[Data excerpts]
++++++++++

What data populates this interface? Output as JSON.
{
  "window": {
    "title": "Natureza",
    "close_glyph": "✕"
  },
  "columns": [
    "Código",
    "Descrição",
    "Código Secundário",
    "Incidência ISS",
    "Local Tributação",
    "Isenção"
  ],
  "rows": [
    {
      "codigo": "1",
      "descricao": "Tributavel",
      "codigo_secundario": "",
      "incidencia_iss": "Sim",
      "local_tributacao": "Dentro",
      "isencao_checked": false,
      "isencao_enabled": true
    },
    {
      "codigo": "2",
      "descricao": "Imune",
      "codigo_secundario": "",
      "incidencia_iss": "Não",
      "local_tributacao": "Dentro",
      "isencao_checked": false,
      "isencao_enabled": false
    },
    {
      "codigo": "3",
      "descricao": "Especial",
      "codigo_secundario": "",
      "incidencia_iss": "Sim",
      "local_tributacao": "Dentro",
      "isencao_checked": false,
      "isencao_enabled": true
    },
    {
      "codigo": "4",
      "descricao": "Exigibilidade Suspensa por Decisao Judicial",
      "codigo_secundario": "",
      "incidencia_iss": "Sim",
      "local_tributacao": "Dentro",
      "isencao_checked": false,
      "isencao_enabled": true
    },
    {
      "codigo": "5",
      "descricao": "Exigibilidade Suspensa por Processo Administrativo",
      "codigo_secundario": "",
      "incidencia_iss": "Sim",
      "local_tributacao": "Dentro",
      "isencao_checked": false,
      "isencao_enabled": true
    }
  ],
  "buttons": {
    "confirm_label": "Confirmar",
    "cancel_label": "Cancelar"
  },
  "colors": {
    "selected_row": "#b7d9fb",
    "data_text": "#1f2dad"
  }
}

++++++++++

(What you have to do) Filter out all lines lacking the word "descricao" and copy the rest.

(Task output)
      "descricao": "Tributavel",
      "descricao": "Imune",
      "descricao": "Especial",
      "descricao": "Exigibilidade Suspensa por Decisao Judicial",
      "descricao": "Exigibilidade Suspensa por Processo Administrativo",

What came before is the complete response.